▶ [Data listing]
################

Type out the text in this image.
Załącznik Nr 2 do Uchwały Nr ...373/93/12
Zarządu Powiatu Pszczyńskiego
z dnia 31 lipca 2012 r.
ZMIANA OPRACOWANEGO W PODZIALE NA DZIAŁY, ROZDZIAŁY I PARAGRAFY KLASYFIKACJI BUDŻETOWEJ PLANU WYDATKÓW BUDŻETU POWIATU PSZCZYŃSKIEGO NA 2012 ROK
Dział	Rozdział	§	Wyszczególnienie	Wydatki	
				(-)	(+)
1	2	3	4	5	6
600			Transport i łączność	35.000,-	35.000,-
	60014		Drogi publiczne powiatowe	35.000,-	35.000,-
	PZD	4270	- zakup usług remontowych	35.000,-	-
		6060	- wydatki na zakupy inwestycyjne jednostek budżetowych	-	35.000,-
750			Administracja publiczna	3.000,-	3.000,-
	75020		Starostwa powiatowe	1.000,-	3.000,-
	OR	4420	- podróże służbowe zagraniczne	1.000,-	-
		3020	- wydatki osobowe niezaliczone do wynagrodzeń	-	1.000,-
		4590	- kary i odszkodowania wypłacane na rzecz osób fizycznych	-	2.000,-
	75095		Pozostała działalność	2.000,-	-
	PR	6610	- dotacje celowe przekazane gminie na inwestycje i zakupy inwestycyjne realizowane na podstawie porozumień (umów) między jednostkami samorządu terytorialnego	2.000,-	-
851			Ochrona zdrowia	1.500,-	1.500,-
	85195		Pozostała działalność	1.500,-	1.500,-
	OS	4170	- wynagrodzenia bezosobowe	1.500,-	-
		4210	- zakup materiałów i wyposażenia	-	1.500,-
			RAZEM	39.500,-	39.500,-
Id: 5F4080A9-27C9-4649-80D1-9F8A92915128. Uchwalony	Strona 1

################

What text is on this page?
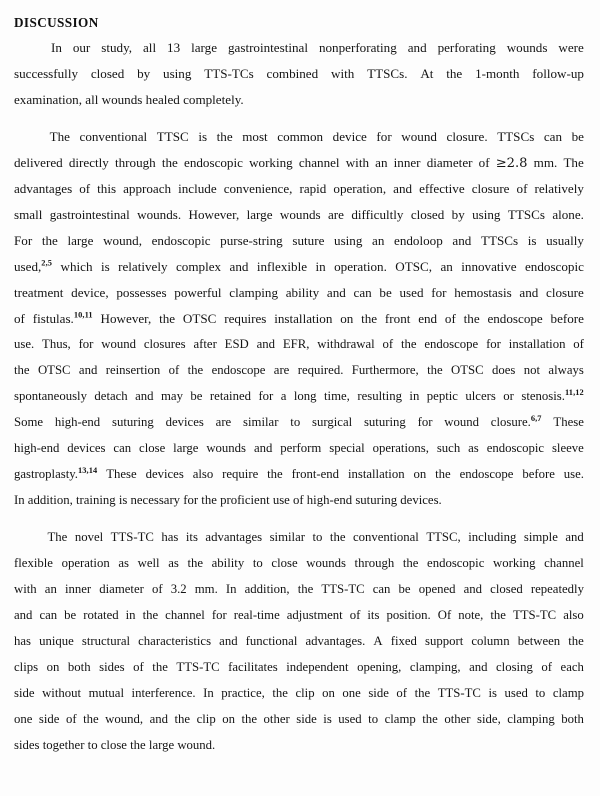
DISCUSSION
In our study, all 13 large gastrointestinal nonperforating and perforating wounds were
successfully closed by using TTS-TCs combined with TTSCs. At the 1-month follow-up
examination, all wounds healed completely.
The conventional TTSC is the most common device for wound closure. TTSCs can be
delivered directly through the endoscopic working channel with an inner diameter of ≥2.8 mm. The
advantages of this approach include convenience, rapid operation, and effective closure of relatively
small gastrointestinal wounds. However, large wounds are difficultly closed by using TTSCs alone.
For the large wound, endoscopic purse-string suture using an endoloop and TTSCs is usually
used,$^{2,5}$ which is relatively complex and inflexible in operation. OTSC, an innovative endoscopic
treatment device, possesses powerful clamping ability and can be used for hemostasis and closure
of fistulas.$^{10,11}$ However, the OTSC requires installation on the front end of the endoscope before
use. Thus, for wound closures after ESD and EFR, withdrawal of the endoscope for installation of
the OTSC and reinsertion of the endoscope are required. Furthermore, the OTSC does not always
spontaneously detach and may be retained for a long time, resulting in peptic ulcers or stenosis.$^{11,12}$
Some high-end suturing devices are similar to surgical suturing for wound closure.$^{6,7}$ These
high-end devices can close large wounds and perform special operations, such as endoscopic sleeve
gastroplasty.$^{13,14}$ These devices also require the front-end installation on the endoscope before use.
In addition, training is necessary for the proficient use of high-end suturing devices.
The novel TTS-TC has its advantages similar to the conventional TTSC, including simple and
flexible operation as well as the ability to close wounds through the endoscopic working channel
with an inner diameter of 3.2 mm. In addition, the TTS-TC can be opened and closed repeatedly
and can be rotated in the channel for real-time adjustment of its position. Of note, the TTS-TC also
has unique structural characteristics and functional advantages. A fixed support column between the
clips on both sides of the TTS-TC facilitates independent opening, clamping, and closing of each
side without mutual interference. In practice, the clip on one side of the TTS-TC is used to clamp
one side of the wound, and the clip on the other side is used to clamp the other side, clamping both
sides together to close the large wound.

################

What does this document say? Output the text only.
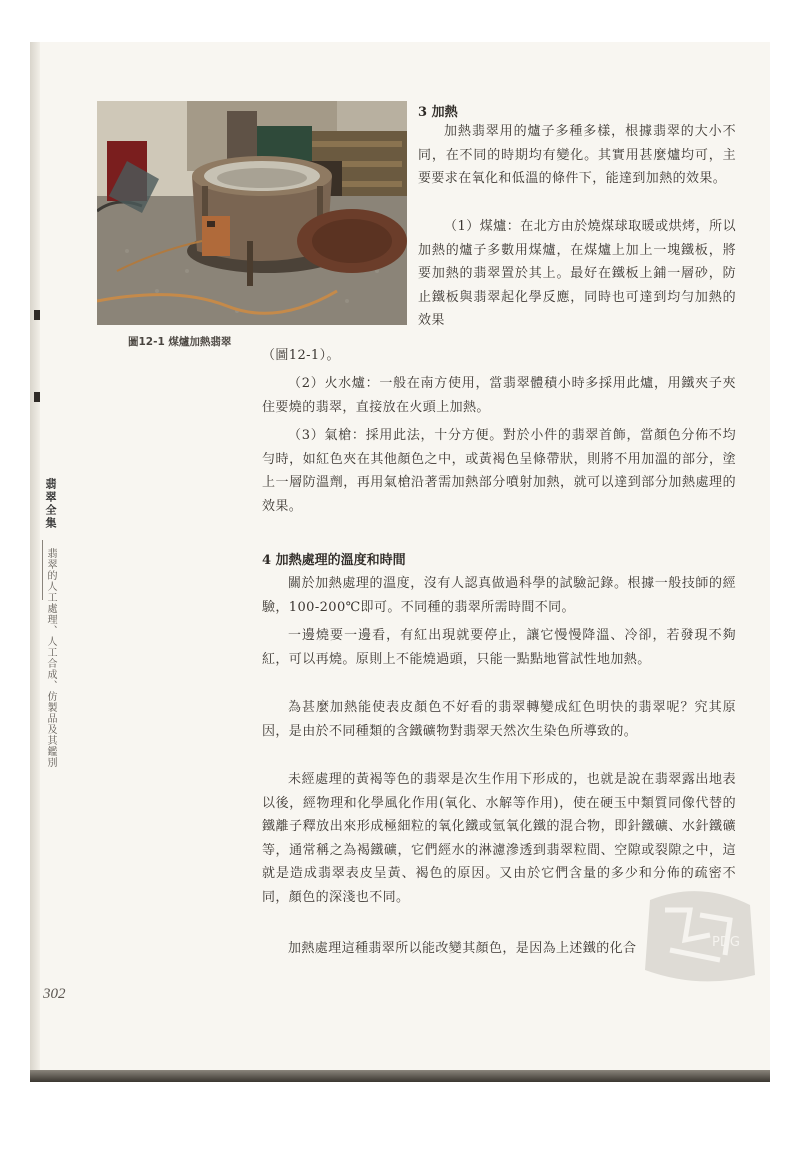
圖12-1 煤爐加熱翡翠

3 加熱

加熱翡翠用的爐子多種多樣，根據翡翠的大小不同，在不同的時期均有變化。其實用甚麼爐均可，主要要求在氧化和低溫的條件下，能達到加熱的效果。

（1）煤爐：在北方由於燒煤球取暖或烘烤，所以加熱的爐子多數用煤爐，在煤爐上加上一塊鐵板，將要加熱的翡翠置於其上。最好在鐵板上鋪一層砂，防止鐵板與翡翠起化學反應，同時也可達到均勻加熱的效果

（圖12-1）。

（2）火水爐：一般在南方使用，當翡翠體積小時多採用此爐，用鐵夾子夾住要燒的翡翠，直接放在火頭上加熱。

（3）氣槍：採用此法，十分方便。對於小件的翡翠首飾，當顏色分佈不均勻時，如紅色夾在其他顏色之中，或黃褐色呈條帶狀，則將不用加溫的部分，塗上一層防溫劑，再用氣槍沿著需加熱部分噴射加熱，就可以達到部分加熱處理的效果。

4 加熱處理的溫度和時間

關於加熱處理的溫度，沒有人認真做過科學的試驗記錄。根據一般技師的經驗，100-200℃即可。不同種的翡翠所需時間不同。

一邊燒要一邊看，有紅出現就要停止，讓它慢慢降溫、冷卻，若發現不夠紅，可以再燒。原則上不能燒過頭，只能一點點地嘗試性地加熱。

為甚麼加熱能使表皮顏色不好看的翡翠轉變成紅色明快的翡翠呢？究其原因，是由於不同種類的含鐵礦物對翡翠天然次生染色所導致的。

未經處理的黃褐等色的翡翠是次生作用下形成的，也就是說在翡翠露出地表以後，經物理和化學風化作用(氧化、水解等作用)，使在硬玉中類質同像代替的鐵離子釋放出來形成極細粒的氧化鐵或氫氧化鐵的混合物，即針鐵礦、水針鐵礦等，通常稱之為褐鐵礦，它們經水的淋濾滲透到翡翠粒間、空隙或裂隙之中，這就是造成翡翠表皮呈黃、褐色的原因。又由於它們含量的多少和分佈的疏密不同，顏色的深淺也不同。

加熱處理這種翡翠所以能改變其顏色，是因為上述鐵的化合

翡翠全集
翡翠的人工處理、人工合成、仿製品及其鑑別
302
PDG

################

▶ [Goal]
Return a copy of every line that includes the word "clamping".

▶ [Correct response]
treatment device, possesses powerful clamping ability and can be used for hemostasis and closure
clips on both sides of the TTS-TC facilitates independent opening, clamping, and closing of each
one side of the wound, and the clip on the other side is used to clamp the other side, clamping both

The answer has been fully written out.